Problem details: Read the listing below and copy out every line that holds "name".

* START Records for the exercise *

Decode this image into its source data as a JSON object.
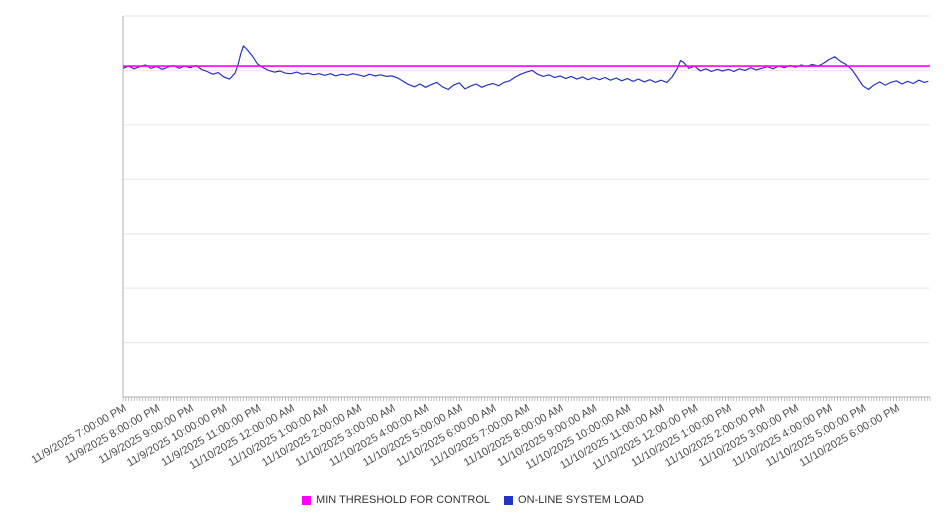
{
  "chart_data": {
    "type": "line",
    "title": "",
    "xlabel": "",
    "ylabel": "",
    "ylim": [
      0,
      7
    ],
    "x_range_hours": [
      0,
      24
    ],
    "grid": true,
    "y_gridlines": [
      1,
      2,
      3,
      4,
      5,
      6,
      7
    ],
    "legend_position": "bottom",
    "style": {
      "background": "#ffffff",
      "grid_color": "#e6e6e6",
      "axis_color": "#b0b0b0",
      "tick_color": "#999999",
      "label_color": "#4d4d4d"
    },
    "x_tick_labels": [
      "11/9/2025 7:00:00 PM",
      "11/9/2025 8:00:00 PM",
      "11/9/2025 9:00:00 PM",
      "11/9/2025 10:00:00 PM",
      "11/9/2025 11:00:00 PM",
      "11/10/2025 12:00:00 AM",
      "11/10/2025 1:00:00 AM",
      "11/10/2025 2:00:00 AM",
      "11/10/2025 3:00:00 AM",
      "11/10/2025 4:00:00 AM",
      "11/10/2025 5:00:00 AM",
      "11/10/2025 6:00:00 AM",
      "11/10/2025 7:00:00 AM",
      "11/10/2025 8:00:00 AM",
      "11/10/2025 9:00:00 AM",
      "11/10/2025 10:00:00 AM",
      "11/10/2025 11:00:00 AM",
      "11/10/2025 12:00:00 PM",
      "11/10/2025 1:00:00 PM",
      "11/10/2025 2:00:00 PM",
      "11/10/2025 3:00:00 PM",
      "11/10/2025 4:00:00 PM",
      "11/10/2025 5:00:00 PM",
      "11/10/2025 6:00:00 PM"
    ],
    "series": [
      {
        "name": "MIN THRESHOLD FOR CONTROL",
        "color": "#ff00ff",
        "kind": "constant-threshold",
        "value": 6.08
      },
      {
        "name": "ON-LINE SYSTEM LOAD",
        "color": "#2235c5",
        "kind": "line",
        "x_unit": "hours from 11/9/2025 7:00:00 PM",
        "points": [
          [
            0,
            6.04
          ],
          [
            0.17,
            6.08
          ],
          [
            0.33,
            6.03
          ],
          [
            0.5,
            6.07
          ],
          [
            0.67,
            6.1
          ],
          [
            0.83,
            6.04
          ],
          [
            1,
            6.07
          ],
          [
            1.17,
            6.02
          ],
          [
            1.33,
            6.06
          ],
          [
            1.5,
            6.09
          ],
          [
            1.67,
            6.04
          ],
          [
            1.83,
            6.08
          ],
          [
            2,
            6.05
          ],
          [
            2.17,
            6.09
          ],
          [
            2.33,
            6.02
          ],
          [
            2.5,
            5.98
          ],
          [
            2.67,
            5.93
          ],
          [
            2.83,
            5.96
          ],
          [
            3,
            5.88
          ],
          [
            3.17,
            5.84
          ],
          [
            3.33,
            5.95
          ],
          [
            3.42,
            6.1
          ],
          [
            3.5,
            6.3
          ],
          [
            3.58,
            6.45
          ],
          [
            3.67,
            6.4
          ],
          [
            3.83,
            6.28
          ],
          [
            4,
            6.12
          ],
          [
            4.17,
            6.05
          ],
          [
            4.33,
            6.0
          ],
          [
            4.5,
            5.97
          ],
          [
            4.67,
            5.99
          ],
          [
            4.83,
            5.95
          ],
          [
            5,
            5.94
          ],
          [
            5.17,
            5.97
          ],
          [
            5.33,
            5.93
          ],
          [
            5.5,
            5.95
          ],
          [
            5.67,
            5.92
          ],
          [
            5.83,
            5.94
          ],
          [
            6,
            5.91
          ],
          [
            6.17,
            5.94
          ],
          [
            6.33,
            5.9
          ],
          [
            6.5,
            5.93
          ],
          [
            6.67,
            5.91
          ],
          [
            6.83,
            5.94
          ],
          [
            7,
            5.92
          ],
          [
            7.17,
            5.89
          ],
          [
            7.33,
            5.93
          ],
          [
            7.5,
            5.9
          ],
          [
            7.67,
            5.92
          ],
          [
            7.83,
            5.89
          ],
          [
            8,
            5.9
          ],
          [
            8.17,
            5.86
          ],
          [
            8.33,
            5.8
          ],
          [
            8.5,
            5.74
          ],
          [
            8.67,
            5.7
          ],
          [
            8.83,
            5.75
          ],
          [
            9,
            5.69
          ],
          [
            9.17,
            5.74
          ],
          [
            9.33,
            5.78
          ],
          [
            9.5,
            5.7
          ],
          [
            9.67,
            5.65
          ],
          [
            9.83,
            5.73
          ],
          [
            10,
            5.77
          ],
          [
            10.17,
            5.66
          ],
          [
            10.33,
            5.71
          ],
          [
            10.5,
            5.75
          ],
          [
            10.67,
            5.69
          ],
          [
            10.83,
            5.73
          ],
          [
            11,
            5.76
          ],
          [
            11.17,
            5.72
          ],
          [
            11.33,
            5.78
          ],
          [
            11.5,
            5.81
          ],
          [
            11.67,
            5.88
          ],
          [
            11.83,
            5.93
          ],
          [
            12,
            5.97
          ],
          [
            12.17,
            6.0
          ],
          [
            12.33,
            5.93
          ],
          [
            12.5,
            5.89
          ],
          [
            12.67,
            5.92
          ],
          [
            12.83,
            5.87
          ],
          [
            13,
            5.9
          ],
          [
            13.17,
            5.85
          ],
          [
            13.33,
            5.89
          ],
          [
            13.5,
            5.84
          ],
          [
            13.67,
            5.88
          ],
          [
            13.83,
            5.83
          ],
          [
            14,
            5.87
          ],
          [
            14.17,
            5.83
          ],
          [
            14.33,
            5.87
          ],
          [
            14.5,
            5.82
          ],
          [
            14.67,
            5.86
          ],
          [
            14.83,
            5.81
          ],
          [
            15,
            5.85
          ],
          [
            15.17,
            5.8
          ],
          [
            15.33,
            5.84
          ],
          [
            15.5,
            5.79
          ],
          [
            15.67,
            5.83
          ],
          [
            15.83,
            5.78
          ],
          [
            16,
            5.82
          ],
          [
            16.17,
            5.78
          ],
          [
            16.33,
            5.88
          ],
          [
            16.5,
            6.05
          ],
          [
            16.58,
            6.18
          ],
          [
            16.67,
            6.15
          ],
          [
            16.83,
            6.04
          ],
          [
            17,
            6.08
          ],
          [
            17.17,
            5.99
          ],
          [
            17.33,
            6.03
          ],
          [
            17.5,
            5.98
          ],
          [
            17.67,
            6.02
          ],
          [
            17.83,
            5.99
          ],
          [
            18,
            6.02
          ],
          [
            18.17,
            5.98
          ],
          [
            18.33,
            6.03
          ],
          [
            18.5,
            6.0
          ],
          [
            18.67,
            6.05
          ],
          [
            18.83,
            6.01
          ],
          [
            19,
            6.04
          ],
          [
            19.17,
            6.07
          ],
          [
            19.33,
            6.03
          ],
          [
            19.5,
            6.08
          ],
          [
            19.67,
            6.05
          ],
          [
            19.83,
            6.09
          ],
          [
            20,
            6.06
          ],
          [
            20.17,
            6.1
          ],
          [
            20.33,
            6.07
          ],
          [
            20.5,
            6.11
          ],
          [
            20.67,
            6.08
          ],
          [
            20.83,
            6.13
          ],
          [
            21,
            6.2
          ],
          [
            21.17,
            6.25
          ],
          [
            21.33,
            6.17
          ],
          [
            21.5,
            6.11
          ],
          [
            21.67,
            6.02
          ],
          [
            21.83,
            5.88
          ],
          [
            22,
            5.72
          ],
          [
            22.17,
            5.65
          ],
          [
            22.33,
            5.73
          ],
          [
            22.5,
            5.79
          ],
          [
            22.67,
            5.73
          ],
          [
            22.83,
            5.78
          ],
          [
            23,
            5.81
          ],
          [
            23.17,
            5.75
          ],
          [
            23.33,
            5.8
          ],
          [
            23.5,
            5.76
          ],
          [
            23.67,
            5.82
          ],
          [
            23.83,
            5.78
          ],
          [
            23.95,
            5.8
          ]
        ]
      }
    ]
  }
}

* END Records for the exercise *

Written solution:
        "name": "MIN THRESHOLD FOR CONTROL",
        "name": "ON-LINE SYSTEM LOAD",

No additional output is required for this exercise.